YOUR GOAL:
Write out the data below in full. Keep it exact.

TASK INPUT:
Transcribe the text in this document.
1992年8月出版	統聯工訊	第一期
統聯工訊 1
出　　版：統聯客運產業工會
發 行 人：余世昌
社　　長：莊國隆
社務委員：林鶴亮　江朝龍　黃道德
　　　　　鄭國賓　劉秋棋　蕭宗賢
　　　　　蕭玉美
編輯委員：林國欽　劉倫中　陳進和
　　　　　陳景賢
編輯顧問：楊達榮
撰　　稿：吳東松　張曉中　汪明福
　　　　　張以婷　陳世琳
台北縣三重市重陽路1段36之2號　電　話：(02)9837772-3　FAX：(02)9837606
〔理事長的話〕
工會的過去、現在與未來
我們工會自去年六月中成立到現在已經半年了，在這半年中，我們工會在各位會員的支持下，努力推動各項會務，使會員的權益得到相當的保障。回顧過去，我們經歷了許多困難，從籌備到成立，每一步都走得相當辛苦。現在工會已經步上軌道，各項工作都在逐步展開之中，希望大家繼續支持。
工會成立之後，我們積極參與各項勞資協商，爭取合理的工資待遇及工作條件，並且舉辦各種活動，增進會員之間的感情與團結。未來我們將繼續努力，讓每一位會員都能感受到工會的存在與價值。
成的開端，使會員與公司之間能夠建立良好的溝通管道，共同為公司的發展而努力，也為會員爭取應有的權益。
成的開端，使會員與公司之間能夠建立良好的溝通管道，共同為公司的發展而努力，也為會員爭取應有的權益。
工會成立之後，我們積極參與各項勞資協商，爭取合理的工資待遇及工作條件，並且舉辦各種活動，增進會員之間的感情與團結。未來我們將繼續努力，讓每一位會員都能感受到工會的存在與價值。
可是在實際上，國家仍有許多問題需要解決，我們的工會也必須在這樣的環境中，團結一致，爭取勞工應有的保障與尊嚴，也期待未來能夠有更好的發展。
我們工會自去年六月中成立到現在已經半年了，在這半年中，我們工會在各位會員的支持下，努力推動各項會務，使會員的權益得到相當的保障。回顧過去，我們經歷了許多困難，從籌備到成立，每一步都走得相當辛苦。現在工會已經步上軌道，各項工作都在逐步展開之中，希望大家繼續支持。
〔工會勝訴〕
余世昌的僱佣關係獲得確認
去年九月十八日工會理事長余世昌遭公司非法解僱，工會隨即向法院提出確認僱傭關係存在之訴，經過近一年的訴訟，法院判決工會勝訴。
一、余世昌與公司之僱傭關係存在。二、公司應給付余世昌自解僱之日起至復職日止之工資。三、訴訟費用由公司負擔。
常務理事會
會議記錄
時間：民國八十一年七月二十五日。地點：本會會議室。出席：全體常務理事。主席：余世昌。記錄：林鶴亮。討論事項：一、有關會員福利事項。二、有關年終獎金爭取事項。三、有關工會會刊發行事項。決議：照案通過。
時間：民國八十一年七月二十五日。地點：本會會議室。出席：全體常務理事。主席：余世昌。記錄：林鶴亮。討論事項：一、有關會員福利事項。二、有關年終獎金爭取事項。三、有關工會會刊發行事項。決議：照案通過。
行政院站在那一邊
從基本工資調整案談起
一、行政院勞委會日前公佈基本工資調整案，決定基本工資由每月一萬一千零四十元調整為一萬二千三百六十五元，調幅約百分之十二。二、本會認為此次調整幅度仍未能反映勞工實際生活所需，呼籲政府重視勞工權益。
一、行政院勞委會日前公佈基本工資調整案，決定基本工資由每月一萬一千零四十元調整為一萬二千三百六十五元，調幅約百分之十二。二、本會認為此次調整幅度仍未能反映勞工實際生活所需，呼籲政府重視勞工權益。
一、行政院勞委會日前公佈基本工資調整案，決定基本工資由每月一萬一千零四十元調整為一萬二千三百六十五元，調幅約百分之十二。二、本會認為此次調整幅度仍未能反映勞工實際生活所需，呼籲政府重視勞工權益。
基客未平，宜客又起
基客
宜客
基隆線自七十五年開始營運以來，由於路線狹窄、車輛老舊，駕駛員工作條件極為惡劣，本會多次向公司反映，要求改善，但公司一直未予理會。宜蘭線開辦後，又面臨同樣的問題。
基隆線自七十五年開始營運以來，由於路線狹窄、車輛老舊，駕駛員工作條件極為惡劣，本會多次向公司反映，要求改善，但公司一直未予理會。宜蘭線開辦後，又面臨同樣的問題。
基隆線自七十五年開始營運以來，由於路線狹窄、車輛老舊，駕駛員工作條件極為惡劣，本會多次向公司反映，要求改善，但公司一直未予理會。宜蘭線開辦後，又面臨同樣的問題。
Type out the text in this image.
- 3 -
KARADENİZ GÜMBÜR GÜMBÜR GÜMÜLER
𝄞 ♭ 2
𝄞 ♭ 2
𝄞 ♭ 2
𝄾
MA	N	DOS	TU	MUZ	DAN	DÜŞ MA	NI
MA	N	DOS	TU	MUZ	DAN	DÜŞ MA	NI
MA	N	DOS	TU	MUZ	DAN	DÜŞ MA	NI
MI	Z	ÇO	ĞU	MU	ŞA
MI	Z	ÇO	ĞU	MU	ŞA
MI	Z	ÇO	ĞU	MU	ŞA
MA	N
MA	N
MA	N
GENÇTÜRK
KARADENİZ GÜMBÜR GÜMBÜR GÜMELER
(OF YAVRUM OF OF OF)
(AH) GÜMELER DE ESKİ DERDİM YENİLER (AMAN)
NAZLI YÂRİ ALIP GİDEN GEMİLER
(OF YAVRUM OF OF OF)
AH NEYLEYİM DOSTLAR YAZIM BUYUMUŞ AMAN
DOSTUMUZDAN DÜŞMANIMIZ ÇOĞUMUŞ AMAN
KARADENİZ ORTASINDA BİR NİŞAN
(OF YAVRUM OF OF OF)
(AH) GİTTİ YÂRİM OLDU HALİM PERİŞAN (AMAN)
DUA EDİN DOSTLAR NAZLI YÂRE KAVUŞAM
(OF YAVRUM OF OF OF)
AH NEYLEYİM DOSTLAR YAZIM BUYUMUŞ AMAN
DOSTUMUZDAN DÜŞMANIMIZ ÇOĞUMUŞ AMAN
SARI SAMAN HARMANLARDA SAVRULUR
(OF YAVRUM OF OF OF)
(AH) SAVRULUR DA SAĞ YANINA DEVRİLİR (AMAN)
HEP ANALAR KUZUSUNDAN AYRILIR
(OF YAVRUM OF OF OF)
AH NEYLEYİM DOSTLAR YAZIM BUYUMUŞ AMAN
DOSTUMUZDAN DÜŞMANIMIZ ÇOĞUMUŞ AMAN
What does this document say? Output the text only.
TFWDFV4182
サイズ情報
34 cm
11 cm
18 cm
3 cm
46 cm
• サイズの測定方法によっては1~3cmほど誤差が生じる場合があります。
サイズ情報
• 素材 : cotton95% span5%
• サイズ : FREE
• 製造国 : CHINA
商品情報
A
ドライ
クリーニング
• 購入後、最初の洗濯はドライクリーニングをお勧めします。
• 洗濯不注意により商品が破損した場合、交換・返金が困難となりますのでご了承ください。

WRITTEN RESPONSE:
Transcribe the text in this document.
1992年8月出版	統聯工訊	第一期
統聯工訊 1
出　　版：統聯客運產業工會
發 行 人：余世昌
社　　長：莊國隆
社務委員：林鶴亮　江朝龍　黃道德
　　　　　鄭國賓　劉秋棋　蕭宗賢
　　　　　蕭玉美
編輯委員：林國欽　劉倫中　陳進和
　　　　　陳景賢
編輯顧問：楊達榮
撰　　稿：吳東松　張曉中　汪明福
　　　　　張以婷　陳世琳
台北縣三重市重陽路1段36之2號　電　話：(02)9837772-3　FAX：(02)9837606
〔理事長的話〕
工會的過去、現在與未來
我們工會自去年六月中成立到現在已經半年了，在這半年中，我們工會在各位會員的支持下，努力推動各項會務，使會員的權益得到相當的保障。回顧過去，我們經歷了許多困難，從籌備到成立，每一步都走得相當辛苦。現在工會已經步上軌道，各項工作都在逐步展開之中，希望大家繼續支持。
工會成立之後，我們積極參與各項勞資協商，爭取合理的工資待遇及工作條件，並且舉辦各種活動，增進會員之間的感情與團結。未來我們將繼續努力，讓每一位會員都能感受到工會的存在與價值。
成的開端，使會員與公司之間能夠建立良好的溝通管道，共同為公司的發展而努力，也為會員爭取應有的權益。
成的開端，使會員與公司之間能夠建立良好的溝通管道，共同為公司的發展而努力，也為會員爭取應有的權益。
工會成立之後，我們積極參與各項勞資協商，爭取合理的工資待遇及工作條件，並且舉辦各種活動，增進會員之間的感情與團結。未來我們將繼續努力，讓每一位會員都能感受到工會的存在與價值。
可是在實際上，國家仍有許多問題需要解決，我們的工會也必須在這樣的環境中，團結一致，爭取勞工應有的保障與尊嚴，也期待未來能夠有更好的發展。
我們工會自去年六月中成立到現在已經半年了，在這半年中，我們工會在各位會員的支持下，努力推動各項會務，使會員的權益得到相當的保障。回顧過去，我們經歷了許多困難，從籌備到成立，每一步都走得相當辛苦。現在工會已經步上軌道，各項工作都在逐步展開之中，希望大家繼續支持。
〔工會勝訴〕
余世昌的僱佣關係獲得確認
去年九月十八日工會理事長余世昌遭公司非法解僱，工會隨即向法院提出確認僱傭關係存在之訴，經過近一年的訴訟，法院判決工會勝訴。
一、余世昌與公司之僱傭關係存在。二、公司應給付余世昌自解僱之日起至復職日止之工資。三、訴訟費用由公司負擔。
常務理事會
會議記錄
時間：民國八十一年七月二十五日。地點：本會會議室。出席：全體常務理事。主席：余世昌。記錄：林鶴亮。討論事項：一、有關會員福利事項。二、有關年終獎金爭取事項。三、有關工會會刊發行事項。決議：照案通過。
時間：民國八十一年七月二十五日。地點：本會會議室。出席：全體常務理事。主席：余世昌。記錄：林鶴亮。討論事項：一、有關會員福利事項。二、有關年終獎金爭取事項。三、有關工會會刊發行事項。決議：照案通過。
行政院站在那一邊
從基本工資調整案談起
一、行政院勞委會日前公佈基本工資調整案，決定基本工資由每月一萬一千零四十元調整為一萬二千三百六十五元，調幅約百分之十二。二、本會認為此次調整幅度仍未能反映勞工實際生活所需，呼籲政府重視勞工權益。
一、行政院勞委會日前公佈基本工資調整案，決定基本工資由每月一萬一千零四十元調整為一萬二千三百六十五元，調幅約百分之十二。二、本會認為此次調整幅度仍未能反映勞工實際生活所需，呼籲政府重視勞工權益。
一、行政院勞委會日前公佈基本工資調整案，決定基本工資由每月一萬一千零四十元調整為一萬二千三百六十五元，調幅約百分之十二。二、本會認為此次調整幅度仍未能反映勞工實際生活所需，呼籲政府重視勞工權益。
基客未平，宜客又起
基客
宜客
基隆線自七十五年開始營運以來，由於路線狹窄、車輛老舊，駕駛員工作條件極為惡劣，本會多次向公司反映，要求改善，但公司一直未予理會。宜蘭線開辦後，又面臨同樣的問題。
基隆線自七十五年開始營運以來，由於路線狹窄、車輛老舊，駕駛員工作條件極為惡劣，本會多次向公司反映，要求改善，但公司一直未予理會。宜蘭線開辦後，又面臨同樣的問題。
基隆線自七十五年開始營運以來，由於路線狹窄、車輛老舊，駕駛員工作條件極為惡劣，本會多次向公司反映，要求改善，但公司一直未予理會。宜蘭線開辦後，又面臨同樣的問題。
Type out the text in this image.
- 3 -
KARADENİZ GÜMBÜR GÜMBÜR GÜMÜLER
𝄞 ♭ 2
𝄞 ♭ 2
𝄞 ♭ 2
𝄾
MA	N	DOS	TU	MUZ	DAN	DÜŞ MA	NI
MA	N	DOS	TU	MUZ	DAN	DÜŞ MA	NI
MA	N	DOS	TU	MUZ	DAN	DÜŞ MA	NI
MI	Z	ÇO	ĞU	MU	ŞA
MI	Z	ÇO	ĞU	MU	ŞA
MI	Z	ÇO	ĞU	MU	ŞA
MA	N
MA	N
MA	N
GENÇTÜRK
KARADENİZ GÜMBÜR GÜMBÜR GÜMELER
(OF YAVRUM OF OF OF)
(AH) GÜMELER DE ESKİ DERDİM YENİLER (AMAN)
NAZLI YÂRİ ALIP GİDEN GEMİLER
(OF YAVRUM OF OF OF)
AH NEYLEYİM DOSTLAR YAZIM BUYUMUŞ AMAN
DOSTUMUZDAN DÜŞMANIMIZ ÇOĞUMUŞ AMAN
KARADENİZ ORTASINDA BİR NİŞAN
(OF YAVRUM OF OF OF)
(AH) GİTTİ YÂRİM OLDU HALİM PERİŞAN (AMAN)
DUA EDİN DOSTLAR NAZLI YÂRE KAVUŞAM
(OF YAVRUM OF OF OF)
AH NEYLEYİM DOSTLAR YAZIM BUYUMUŞ AMAN
DOSTUMUZDAN DÜŞMANIMIZ ÇOĞUMUŞ AMAN
SARI SAMAN HARMANLARDA SAVRULUR
(OF YAVRUM OF OF OF)
(AH) SAVRULUR DA SAĞ YANINA DEVRİLİR (AMAN)
HEP ANALAR KUZUSUNDAN AYRILIR
(OF YAVRUM OF OF OF)
AH NEYLEYİM DOSTLAR YAZIM BUYUMUŞ AMAN
DOSTUMUZDAN DÜŞMANIMIZ ÇOĞUMUŞ AMAN
What does this document say? Output the text only.
TFWDFV4182
サイズ情報
34 cm
11 cm
18 cm
3 cm
46 cm
• サイズの測定方法によっては1~3cmほど誤差が生じる場合があります。
サイズ情報
• 素材 : cotton95% span5%
• サイズ : FREE
• 製造国 : CHINA
商品情報
A
ドライ
クリーニング
• 購入後、最初の洗濯はドライクリーニングをお勧めします。
• 洗濯不注意により商品が破損した場合、交換・返金が困難となりますのでご了承ください。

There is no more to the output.